-------- DATA TO PROCESS

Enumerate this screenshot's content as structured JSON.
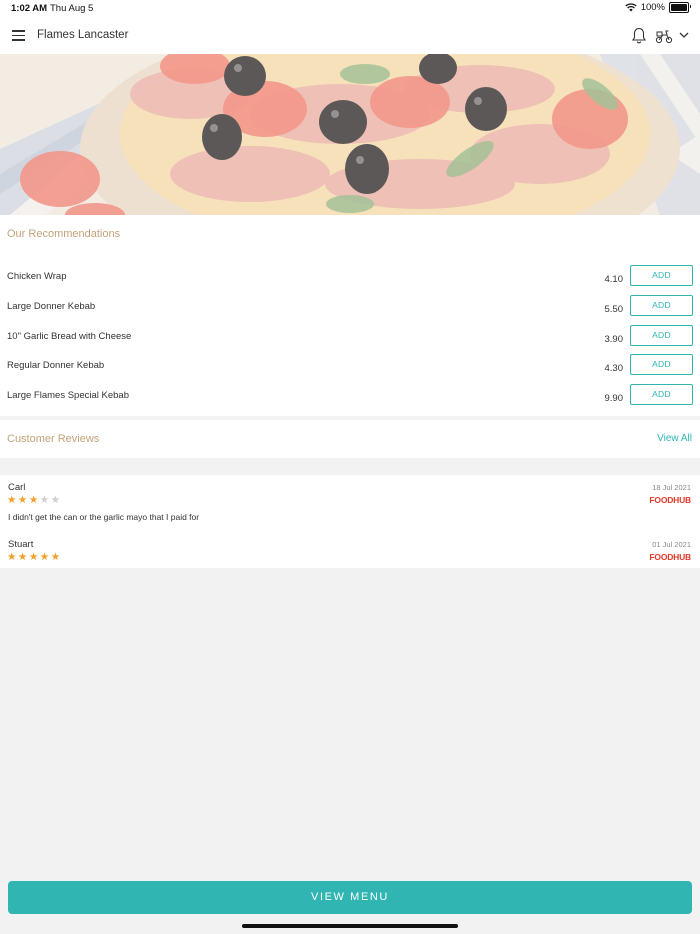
{
  "status_bar": {
    "time": "1:02 AM",
    "date": "Thu Aug 5",
    "battery": "100%"
  },
  "header": {
    "title": "Flames Lancaster",
    "icons": [
      "menu-icon",
      "bell-icon",
      "scooter-icon",
      "chevron-down-icon"
    ]
  },
  "recommendations": {
    "title": "Our Recommendations",
    "items": [
      {
        "name": "Chicken Wrap",
        "price": "4.10",
        "button": "ADD"
      },
      {
        "name": "Large Donner Kebab",
        "price": "5.50",
        "button": "ADD"
      },
      {
        "name": "10\" Garlic Bread with Cheese",
        "price": "3.90",
        "button": "ADD"
      },
      {
        "name": "Regular Donner Kebab",
        "price": "4.30",
        "button": "ADD"
      },
      {
        "name": "Large Flames Special Kebab",
        "price": "9.90",
        "button": "ADD"
      }
    ]
  },
  "reviews": {
    "title": "Customer Reviews",
    "view_all": "View All",
    "items": [
      {
        "author": "Carl",
        "rating": 3,
        "max": 5,
        "date": "18 Jul 2021",
        "source": "FOODHUB",
        "text": "I didn't get the can or the garlic mayo that I paid for"
      },
      {
        "author": "Stuart",
        "rating": 5,
        "max": 5,
        "date": "01 Jul 2021",
        "source": "FOODHUB",
        "text": ""
      }
    ]
  },
  "footer": {
    "view_menu": "VIEW MENU"
  },
  "colors": {
    "accent": "#31b5b3",
    "section_title": "#c3a27a",
    "star": "#f0a02a",
    "brand": "#e03a2a"
  }
}
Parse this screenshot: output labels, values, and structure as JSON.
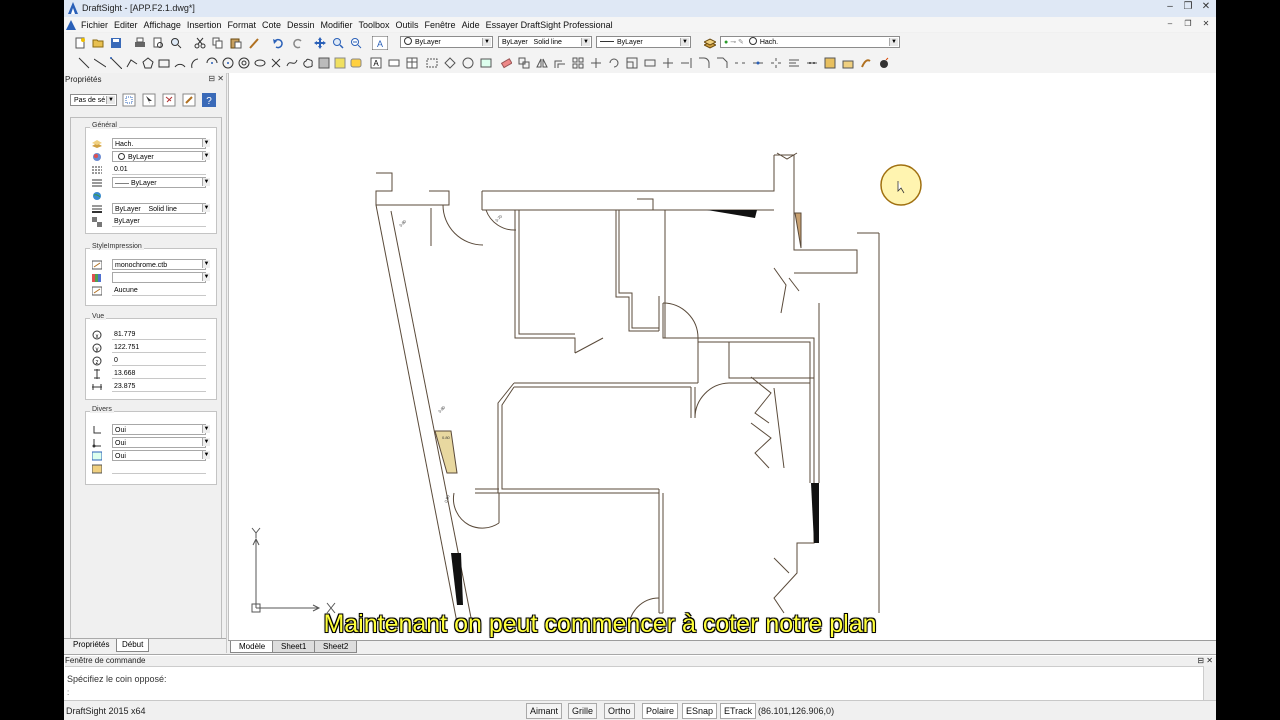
{
  "window": {
    "app_name": "DraftSight",
    "document": "[APP.F2.1.dwg*]",
    "title": "DraftSight - [APP.F2.1.dwg*]"
  },
  "menu": {
    "items": [
      "Fichier",
      "Editer",
      "Affichage",
      "Insertion",
      "Format",
      "Cote",
      "Dessin",
      "Modifier",
      "Toolbox",
      "Outils",
      "Fenêtre",
      "Aide",
      "Essayer DraftSight Professional"
    ]
  },
  "toolbar": {
    "color_combo": "ByLayer",
    "linetype_combo_a": "ByLayer",
    "linetype_combo_b": "Solid line",
    "lineweight_combo": "ByLayer",
    "layer_combo": "Hach."
  },
  "properties": {
    "title": "Propriétés",
    "selection": "Pas de sé",
    "general": {
      "title": "Général",
      "layer": "Hach.",
      "color": "ByLayer",
      "scale": "0.01",
      "linetype": "ByLayer",
      "lineweight_a": "ByLayer",
      "lineweight_b": "Solid line",
      "transparency": "ByLayer"
    },
    "print_style": {
      "title": "StyleImpression",
      "style": "monochrome.ctb",
      "table": "",
      "value": "Aucune"
    },
    "view": {
      "title": "Vue",
      "center_x": "81.779",
      "center_y": "122.751",
      "center_z": "0",
      "height": "13.668",
      "width": "23.875"
    },
    "misc": {
      "title": "Divers",
      "ucs_icon": "Oui",
      "ucs_origin": "Oui",
      "ucs_per_viewport": "Oui",
      "ucs_name": ""
    },
    "tabs": [
      "Propriétés",
      "Début"
    ]
  },
  "sheets": [
    "Modèle",
    "Sheet1",
    "Sheet2"
  ],
  "command": {
    "title": "Fenêtre de commande",
    "line": "Spécifiez le coin opposé:",
    "prompt": ":"
  },
  "status": {
    "version": "DraftSight 2015 x64",
    "toggles": [
      "Aimant",
      "Grille",
      "Ortho",
      "Polaire",
      "ESnap",
      "ETrack"
    ],
    "coordinates": "(86.101,126.906,0)"
  },
  "subtitle": "Maintenant on peut commencer à coter notre plan",
  "colors": {
    "canvas": "#ffffff",
    "wall_line": "#5a4a3a",
    "subtitle": "#ffff3a",
    "cursor_fill": "#fff4b0"
  }
}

----------------

State the number of lines in this listing that contain the string "ByLayer", and add nothing else.

**FINISHED ANSWER:** 7